Entries with figure data
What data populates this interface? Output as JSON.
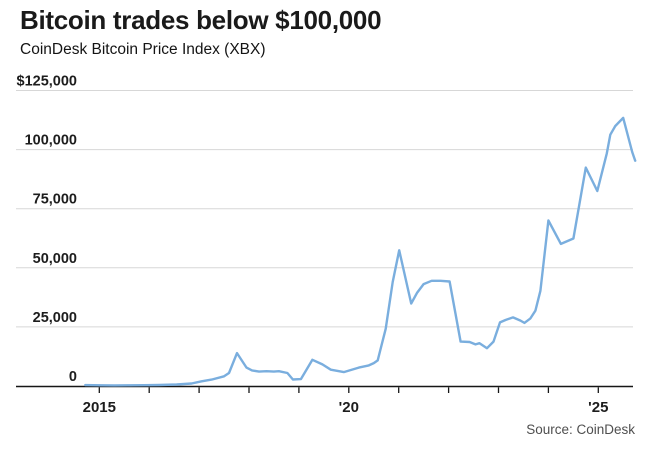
{
  "header": {
    "title": "Bitcoin trades below $100,000",
    "subtitle": "CoinDesk Bitcoin Price Index (XBX)"
  },
  "source": "Source: CoinDesk",
  "colors": {
    "line": "#7aaede",
    "grid": "#d7d7d7",
    "axis": "#161616",
    "tick_text": "#1d1d1d",
    "source_text": "#4f4f4f"
  },
  "chart_data": {
    "type": "line",
    "title": "Bitcoin trades below $100,000",
    "subtitle": "CoinDesk Bitcoin Price Index (XBX)",
    "legend": false,
    "grid": true,
    "ylabel": "",
    "xlabel": "",
    "y_axis": {
      "range": [
        0,
        125000
      ],
      "ticks": [
        0,
        25000,
        50000,
        75000,
        100000,
        125000
      ],
      "tick_labels": [
        "0",
        "25,000",
        "50,000",
        "75,000",
        "100,000",
        "$125,000"
      ]
    },
    "x_axis": {
      "range_years": [
        2014.68,
        2025.82
      ],
      "ticks": [
        2015,
        2016,
        2017,
        2018,
        2019,
        2020,
        2021,
        2022,
        2023,
        2024,
        2025
      ],
      "tick_labels": [
        "2015",
        "",
        "",
        "",
        "",
        "'20",
        "",
        "",
        "",
        "",
        "'25"
      ]
    },
    "series": [
      {
        "name": "CoinDesk Bitcoin Price Index (XBX)",
        "unit": "USD",
        "points": [
          [
            2014.72,
            400
          ],
          [
            2015.05,
            300
          ],
          [
            2015.3,
            250
          ],
          [
            2015.6,
            280
          ],
          [
            2015.9,
            350
          ],
          [
            2016.2,
            430
          ],
          [
            2016.55,
            620
          ],
          [
            2016.85,
            1050
          ],
          [
            2017.05,
            2000
          ],
          [
            2017.25,
            2700
          ],
          [
            2017.5,
            4100
          ],
          [
            2017.6,
            5500
          ],
          [
            2017.76,
            13900
          ],
          [
            2017.95,
            7800
          ],
          [
            2018.06,
            6600
          ],
          [
            2018.2,
            6100
          ],
          [
            2018.35,
            6250
          ],
          [
            2018.5,
            6100
          ],
          [
            2018.6,
            6250
          ],
          [
            2018.77,
            5500
          ],
          [
            2018.88,
            2750
          ],
          [
            2019.04,
            2900
          ],
          [
            2019.27,
            11100
          ],
          [
            2019.47,
            9150
          ],
          [
            2019.64,
            6900
          ],
          [
            2019.9,
            5900
          ],
          [
            2020.2,
            7800
          ],
          [
            2020.4,
            8700
          ],
          [
            2020.5,
            9700
          ],
          [
            2020.58,
            10850
          ],
          [
            2020.74,
            24200
          ],
          [
            2020.88,
            44000
          ],
          [
            2021.01,
            57400
          ],
          [
            2021.25,
            34900
          ],
          [
            2021.37,
            39500
          ],
          [
            2021.5,
            43100
          ],
          [
            2021.66,
            44500
          ],
          [
            2021.84,
            44500
          ],
          [
            2022.02,
            44200
          ],
          [
            2022.24,
            18800
          ],
          [
            2022.42,
            18600
          ],
          [
            2022.54,
            17600
          ],
          [
            2022.62,
            18100
          ],
          [
            2022.77,
            16000
          ],
          [
            2022.9,
            18800
          ],
          [
            2023.03,
            26900
          ],
          [
            2023.14,
            27900
          ],
          [
            2023.29,
            29000
          ],
          [
            2023.44,
            27650
          ],
          [
            2023.52,
            26700
          ],
          [
            2023.64,
            28600
          ],
          [
            2023.74,
            31850
          ],
          [
            2023.84,
            40250
          ],
          [
            2024.0,
            70000
          ],
          [
            2024.25,
            60100
          ],
          [
            2024.5,
            62400
          ],
          [
            2024.75,
            92400
          ],
          [
            2024.98,
            82500
          ],
          [
            2025.17,
            98400
          ],
          [
            2025.24,
            106300
          ],
          [
            2025.34,
            110000
          ],
          [
            2025.5,
            113400
          ],
          [
            2025.68,
            99000
          ],
          [
            2025.74,
            95300
          ]
        ]
      }
    ]
  }
}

_OBJECTIVE_. Leaving the pictures aside, transcribe the entire listing exactly.

_PROBLEM SOLUTION_.
What data populates this interface? Output as JSON.
{
  "header": {
    "title": "Bitcoin trades below $100,000",
    "subtitle": "CoinDesk Bitcoin Price Index (XBX)"
  },
  "source": "Source: CoinDesk",
  "colors": {
    "line": "#7aaede",
    "grid": "#d7d7d7",
    "axis": "#161616",
    "tick_text": "#1d1d1d",
    "source_text": "#4f4f4f"
  },
  "chart_data": {
    "type": "line",
    "title": "Bitcoin trades below $100,000",
    "subtitle": "CoinDesk Bitcoin Price Index (XBX)",
    "legend": false,
    "grid": true,
    "ylabel": "",
    "xlabel": "",
    "y_axis": {
      "range": [
        0,
        125000
      ],
      "ticks": [
        0,
        25000,
        50000,
        75000,
        100000,
        125000
      ],
      "tick_labels": [
        "0",
        "25,000",
        "50,000",
        "75,000",
        "100,000",
        "$125,000"
      ]
    },
    "x_axis": {
      "range_years": [
        2014.68,
        2025.82
      ],
      "ticks": [
        2015,
        2016,
        2017,
        2018,
        2019,
        2020,
        2021,
        2022,
        2023,
        2024,
        2025
      ],
      "tick_labels": [
        "2015",
        "",
        "",
        "",
        "",
        "'20",
        "",
        "",
        "",
        "",
        "'25"
      ]
    },
    "series": [
      {
        "name": "CoinDesk Bitcoin Price Index (XBX)",
        "unit": "USD",
        "points": [
          [
            2014.72,
            400
          ],
          [
            2015.05,
            300
          ],
          [
            2015.3,
            250
          ],
          [
            2015.6,
            280
          ],
          [
            2015.9,
            350
          ],
          [
            2016.2,
            430
          ],
          [
            2016.55,
            620
          ],
          [
            2016.85,
            1050
          ],
          [
            2017.05,
            2000
          ],
          [
            2017.25,
            2700
          ],
          [
            2017.5,
            4100
          ],
          [
            2017.6,
            5500
          ],
          [
            2017.76,
            13900
          ],
          [
            2017.95,
            7800
          ],
          [
            2018.06,
            6600
          ],
          [
            2018.2,
            6100
          ],
          [
            2018.35,
            6250
          ],
          [
            2018.5,
            6100
          ],
          [
            2018.6,
            6250
          ],
          [
            2018.77,
            5500
          ],
          [
            2018.88,
            2750
          ],
          [
            2019.04,
            2900
          ],
          [
            2019.27,
            11100
          ],
          [
            2019.47,
            9150
          ],
          [
            2019.64,
            6900
          ],
          [
            2019.9,
            5900
          ],
          [
            2020.2,
            7800
          ],
          [
            2020.4,
            8700
          ],
          [
            2020.5,
            9700
          ],
          [
            2020.58,
            10850
          ],
          [
            2020.74,
            24200
          ],
          [
            2020.88,
            44000
          ],
          [
            2021.01,
            57400
          ],
          [
            2021.25,
            34900
          ],
          [
            2021.37,
            39500
          ],
          [
            2021.5,
            43100
          ],
          [
            2021.66,
            44500
          ],
          [
            2021.84,
            44500
          ],
          [
            2022.02,
            44200
          ],
          [
            2022.24,
            18800
          ],
          [
            2022.42,
            18600
          ],
          [
            2022.54,
            17600
          ],
          [
            2022.62,
            18100
          ],
          [
            2022.77,
            16000
          ],
          [
            2022.9,
            18800
          ],
          [
            2023.03,
            26900
          ],
          [
            2023.14,
            27900
          ],
          [
            2023.29,
            29000
          ],
          [
            2023.44,
            27650
          ],
          [
            2023.52,
            26700
          ],
          [
            2023.64,
            28600
          ],
          [
            2023.74,
            31850
          ],
          [
            2023.84,
            40250
          ],
          [
            2024.0,
            70000
          ],
          [
            2024.25,
            60100
          ],
          [
            2024.5,
            62400
          ],
          [
            2024.75,
            92400
          ],
          [
            2024.98,
            82500
          ],
          [
            2025.17,
            98400
          ],
          [
            2025.24,
            106300
          ],
          [
            2025.34,
            110000
          ],
          [
            2025.5,
            113400
          ],
          [
            2025.68,
            99000
          ],
          [
            2025.74,
            95300
          ]
        ]
      }
    ]
  }
}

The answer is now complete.